Note how many lines contain "content" and give that number, with nothing else.

* [MATERIALS PROVIDED]:
(begin)

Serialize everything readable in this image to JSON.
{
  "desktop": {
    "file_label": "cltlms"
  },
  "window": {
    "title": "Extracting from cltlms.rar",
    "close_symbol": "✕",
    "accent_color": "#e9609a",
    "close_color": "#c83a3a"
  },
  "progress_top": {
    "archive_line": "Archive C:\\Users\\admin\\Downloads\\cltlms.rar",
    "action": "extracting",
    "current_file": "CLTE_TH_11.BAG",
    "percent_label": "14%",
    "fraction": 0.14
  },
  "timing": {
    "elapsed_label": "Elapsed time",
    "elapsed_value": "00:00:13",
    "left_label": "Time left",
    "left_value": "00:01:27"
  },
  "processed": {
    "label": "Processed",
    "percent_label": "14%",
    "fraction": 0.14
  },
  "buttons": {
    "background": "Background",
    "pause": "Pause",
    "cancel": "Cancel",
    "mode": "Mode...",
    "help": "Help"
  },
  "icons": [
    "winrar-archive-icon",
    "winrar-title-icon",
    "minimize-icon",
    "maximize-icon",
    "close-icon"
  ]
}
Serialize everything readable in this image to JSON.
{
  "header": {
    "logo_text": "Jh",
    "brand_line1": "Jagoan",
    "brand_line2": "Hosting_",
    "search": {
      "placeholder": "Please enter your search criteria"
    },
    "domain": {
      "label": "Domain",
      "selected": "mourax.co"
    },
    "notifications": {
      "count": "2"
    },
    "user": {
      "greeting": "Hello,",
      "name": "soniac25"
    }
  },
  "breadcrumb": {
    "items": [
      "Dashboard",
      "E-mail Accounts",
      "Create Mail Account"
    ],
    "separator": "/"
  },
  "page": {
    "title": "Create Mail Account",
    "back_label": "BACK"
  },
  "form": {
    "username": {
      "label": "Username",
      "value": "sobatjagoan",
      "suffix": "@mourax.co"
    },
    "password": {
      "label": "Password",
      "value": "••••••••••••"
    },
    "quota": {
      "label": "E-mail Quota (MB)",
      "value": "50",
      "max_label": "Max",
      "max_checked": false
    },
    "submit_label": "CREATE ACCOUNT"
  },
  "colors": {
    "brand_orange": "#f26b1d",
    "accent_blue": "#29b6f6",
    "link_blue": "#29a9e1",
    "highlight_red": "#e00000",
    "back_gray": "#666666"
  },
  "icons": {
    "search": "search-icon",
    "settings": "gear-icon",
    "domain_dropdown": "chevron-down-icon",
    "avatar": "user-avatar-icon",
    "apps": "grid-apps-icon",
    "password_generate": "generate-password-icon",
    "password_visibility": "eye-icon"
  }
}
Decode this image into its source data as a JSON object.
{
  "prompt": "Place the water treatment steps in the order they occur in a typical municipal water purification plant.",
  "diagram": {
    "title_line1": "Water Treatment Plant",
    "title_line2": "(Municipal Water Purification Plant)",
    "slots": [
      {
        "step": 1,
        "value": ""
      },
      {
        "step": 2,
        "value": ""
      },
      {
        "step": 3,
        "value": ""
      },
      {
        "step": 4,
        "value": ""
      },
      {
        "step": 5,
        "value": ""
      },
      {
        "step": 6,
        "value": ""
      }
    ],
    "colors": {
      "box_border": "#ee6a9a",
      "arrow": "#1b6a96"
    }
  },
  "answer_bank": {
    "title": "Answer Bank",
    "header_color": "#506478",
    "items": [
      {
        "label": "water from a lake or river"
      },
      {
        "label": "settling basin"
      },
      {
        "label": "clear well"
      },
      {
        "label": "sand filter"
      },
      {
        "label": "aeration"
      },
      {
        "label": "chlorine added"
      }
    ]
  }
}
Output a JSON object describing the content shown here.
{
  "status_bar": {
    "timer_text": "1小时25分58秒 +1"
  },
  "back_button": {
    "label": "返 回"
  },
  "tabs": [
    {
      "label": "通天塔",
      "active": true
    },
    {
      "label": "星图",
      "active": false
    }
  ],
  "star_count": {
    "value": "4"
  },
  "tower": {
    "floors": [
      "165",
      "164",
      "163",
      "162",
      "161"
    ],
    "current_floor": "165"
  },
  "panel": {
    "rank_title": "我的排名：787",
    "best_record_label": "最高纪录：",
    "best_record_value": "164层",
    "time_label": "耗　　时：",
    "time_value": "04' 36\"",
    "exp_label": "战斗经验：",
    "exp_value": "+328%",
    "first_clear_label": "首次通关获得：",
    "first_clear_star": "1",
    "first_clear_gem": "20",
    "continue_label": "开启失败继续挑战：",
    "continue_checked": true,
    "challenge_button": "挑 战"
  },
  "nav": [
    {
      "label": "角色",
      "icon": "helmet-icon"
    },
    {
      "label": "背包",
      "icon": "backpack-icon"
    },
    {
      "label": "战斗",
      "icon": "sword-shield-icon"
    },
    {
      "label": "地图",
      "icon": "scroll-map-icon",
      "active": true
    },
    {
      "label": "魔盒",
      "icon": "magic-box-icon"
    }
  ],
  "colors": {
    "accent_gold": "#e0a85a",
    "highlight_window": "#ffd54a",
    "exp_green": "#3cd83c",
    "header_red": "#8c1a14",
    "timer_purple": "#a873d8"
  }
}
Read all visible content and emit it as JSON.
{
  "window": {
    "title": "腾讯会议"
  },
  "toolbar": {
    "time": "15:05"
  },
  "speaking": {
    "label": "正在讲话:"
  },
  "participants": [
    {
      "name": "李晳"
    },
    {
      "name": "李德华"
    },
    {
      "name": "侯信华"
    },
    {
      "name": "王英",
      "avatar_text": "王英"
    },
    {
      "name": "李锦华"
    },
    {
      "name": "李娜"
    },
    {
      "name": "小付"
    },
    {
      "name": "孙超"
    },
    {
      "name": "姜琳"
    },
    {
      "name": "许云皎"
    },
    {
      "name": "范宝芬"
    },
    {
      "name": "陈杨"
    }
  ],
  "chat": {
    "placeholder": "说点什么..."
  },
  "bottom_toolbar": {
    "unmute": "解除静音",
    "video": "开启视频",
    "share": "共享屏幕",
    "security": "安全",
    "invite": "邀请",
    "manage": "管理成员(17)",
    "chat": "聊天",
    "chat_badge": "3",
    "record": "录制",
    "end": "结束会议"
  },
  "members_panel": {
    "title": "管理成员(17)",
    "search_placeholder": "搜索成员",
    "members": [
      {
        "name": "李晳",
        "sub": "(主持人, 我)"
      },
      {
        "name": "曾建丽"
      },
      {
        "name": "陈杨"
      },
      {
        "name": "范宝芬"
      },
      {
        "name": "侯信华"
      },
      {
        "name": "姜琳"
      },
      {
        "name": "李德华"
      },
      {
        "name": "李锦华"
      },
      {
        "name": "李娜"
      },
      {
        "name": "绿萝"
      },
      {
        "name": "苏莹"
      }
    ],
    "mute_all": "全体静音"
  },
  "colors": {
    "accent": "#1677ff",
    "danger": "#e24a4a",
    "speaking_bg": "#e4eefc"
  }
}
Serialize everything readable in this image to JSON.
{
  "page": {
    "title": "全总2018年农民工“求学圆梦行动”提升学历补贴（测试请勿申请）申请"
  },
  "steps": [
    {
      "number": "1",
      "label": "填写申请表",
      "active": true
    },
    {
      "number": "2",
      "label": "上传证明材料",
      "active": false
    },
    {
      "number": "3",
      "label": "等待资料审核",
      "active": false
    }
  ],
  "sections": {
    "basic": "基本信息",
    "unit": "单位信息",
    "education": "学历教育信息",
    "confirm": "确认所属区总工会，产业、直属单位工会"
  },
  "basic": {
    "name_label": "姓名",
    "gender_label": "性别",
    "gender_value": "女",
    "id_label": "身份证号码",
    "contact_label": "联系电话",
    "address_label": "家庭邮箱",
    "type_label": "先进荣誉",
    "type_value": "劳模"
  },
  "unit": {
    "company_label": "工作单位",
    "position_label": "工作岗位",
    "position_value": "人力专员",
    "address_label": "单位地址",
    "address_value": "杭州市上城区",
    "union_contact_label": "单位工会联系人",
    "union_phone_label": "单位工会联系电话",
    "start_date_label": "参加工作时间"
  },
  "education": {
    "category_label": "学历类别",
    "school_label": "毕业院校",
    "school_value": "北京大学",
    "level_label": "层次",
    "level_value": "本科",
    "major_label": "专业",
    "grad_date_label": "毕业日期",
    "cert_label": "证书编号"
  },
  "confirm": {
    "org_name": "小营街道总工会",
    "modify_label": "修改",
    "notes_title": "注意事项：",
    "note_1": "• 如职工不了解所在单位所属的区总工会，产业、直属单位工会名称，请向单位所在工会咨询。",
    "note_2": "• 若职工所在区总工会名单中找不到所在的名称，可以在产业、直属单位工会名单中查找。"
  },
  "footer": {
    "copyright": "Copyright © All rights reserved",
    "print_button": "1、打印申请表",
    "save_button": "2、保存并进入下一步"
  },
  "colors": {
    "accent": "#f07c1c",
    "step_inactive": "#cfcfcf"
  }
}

(end)

* [CORRECT RESULT]: 2